------ GIVEN INFORMATION ------

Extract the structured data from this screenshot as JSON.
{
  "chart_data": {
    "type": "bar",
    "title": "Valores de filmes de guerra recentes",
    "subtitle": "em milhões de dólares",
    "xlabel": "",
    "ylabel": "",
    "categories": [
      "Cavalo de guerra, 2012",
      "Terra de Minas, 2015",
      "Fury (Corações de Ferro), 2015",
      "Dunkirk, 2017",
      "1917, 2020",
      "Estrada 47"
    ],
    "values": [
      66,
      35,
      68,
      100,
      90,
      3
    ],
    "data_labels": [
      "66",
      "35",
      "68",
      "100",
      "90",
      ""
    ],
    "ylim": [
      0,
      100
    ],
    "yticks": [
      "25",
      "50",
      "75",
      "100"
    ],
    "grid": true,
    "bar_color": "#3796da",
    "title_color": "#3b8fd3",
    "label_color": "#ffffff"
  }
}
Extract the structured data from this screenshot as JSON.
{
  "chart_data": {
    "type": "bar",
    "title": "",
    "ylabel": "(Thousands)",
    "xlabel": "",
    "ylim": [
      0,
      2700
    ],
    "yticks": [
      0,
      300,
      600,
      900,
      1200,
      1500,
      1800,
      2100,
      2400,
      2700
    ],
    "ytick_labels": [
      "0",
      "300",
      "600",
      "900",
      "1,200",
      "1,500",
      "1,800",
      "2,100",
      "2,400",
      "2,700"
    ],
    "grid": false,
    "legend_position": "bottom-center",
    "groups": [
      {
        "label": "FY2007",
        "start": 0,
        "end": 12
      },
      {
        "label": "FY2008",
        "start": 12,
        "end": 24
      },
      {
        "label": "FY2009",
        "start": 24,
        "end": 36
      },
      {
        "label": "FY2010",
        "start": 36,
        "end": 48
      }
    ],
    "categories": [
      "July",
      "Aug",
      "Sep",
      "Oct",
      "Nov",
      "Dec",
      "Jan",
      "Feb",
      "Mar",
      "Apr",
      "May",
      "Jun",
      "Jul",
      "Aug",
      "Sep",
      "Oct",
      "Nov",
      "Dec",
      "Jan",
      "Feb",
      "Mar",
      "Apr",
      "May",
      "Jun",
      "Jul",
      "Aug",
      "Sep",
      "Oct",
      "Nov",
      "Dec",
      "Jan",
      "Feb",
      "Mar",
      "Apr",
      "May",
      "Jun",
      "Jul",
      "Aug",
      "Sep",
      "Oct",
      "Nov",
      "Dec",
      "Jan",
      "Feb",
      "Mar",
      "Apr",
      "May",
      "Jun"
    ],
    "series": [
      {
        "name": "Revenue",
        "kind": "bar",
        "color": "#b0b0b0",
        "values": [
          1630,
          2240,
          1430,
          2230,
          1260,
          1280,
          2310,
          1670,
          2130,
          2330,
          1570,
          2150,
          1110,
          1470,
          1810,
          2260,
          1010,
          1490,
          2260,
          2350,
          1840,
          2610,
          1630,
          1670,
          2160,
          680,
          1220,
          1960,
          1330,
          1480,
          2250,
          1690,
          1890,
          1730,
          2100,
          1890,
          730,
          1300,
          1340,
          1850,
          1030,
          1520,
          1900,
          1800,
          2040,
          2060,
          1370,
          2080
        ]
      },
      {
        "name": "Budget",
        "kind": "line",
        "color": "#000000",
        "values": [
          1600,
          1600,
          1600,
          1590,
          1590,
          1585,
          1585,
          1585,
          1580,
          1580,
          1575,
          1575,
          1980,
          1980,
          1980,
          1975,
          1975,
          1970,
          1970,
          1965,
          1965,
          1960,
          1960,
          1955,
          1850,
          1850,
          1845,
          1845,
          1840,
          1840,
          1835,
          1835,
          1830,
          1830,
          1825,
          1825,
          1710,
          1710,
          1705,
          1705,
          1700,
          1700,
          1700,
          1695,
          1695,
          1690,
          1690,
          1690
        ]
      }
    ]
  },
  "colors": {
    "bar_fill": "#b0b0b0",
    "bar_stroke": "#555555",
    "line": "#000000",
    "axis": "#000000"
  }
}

------

◆ WHAT IS EXPECTED ◆
Extract the data in full. Keep it word for word.

◆ WRITTEN SOLUTION ◆
Extract the structured data from this screenshot as JSON.
{
  "chart_data": {
    "type": "bar",
    "title": "Valores de filmes de guerra recentes",
    "subtitle": "em milhões de dólares",
    "xlabel": "",
    "ylabel": "",
    "categories": [
      "Cavalo de guerra, 2012",
      "Terra de Minas, 2015",
      "Fury (Corações de Ferro), 2015",
      "Dunkirk, 2017",
      "1917, 2020",
      "Estrada 47"
    ],
    "values": [
      66,
      35,
      68,
      100,
      90,
      3
    ],
    "data_labels": [
      "66",
      "35",
      "68",
      "100",
      "90",
      ""
    ],
    "ylim": [
      0,
      100
    ],
    "yticks": [
      "25",
      "50",
      "75",
      "100"
    ],
    "grid": true,
    "bar_color": "#3796da",
    "title_color": "#3b8fd3",
    "label_color": "#ffffff"
  }
}
Extract the structured data from this screenshot as JSON.
{
  "chart_data": {
    "type": "bar",
    "title": "",
    "ylabel": "(Thousands)",
    "xlabel": "",
    "ylim": [
      0,
      2700
    ],
    "yticks": [
      0,
      300,
      600,
      900,
      1200,
      1500,
      1800,
      2100,
      2400,
      2700
    ],
    "ytick_labels": [
      "0",
      "300",
      "600",
      "900",
      "1,200",
      "1,500",
      "1,800",
      "2,100",
      "2,400",
      "2,700"
    ],
    "grid": false,
    "legend_position": "bottom-center",
    "groups": [
      {
        "label": "FY2007",
        "start": 0,
        "end": 12
      },
      {
        "label": "FY2008",
        "start": 12,
        "end": 24
      },
      {
        "label": "FY2009",
        "start": 24,
        "end": 36
      },
      {
        "label": "FY2010",
        "start": 36,
        "end": 48
      }
    ],
    "categories": [
      "July",
      "Aug",
      "Sep",
      "Oct",
      "Nov",
      "Dec",
      "Jan",
      "Feb",
      "Mar",
      "Apr",
      "May",
      "Jun",
      "Jul",
      "Aug",
      "Sep",
      "Oct",
      "Nov",
      "Dec",
      "Jan",
      "Feb",
      "Mar",
      "Apr",
      "May",
      "Jun",
      "Jul",
      "Aug",
      "Sep",
      "Oct",
      "Nov",
      "Dec",
      "Jan",
      "Feb",
      "Mar",
      "Apr",
      "May",
      "Jun",
      "Jul",
      "Aug",
      "Sep",
      "Oct",
      "Nov",
      "Dec",
      "Jan",
      "Feb",
      "Mar",
      "Apr",
      "May",
      "Jun"
    ],
    "series": [
      {
        "name": "Revenue",
        "kind": "bar",
        "color": "#b0b0b0",
        "values": [
          1630,
          2240,
          1430,
          2230,
          1260,
          1280,
          2310,
          1670,
          2130,
          2330,
          1570,
          2150,
          1110,
          1470,
          1810,
          2260,
          1010,
          1490,
          2260,
          2350,
          1840,
          2610,
          1630,
          1670,
          2160,
          680,
          1220,
          1960,
          1330,
          1480,
          2250,
          1690,
          1890,
          1730,
          2100,
          1890,
          730,
          1300,
          1340,
          1850,
          1030,
          1520,
          1900,
          1800,
          2040,
          2060,
          1370,
          2080
        ]
      },
      {
        "name": "Budget",
        "kind": "line",
        "color": "#000000",
        "values": [
          1600,
          1600,
          1600,
          1590,
          1590,
          1585,
          1585,
          1585,
          1580,
          1580,
          1575,
          1575,
          1980,
          1980,
          1980,
          1975,
          1975,
          1970,
          1970,
          1965,
          1965,
          1960,
          1960,
          1955,
          1850,
          1850,
          1845,
          1845,
          1840,
          1840,
          1835,
          1835,
          1830,
          1830,
          1825,
          1825,
          1710,
          1710,
          1705,
          1705,
          1700,
          1700,
          1700,
          1695,
          1695,
          1690,
          1690,
          1690
        ]
      }
    ]
  },
  "colors": {
    "bar_fill": "#b0b0b0",
    "bar_stroke": "#555555",
    "line": "#000000",
    "axis": "#000000"
  }
}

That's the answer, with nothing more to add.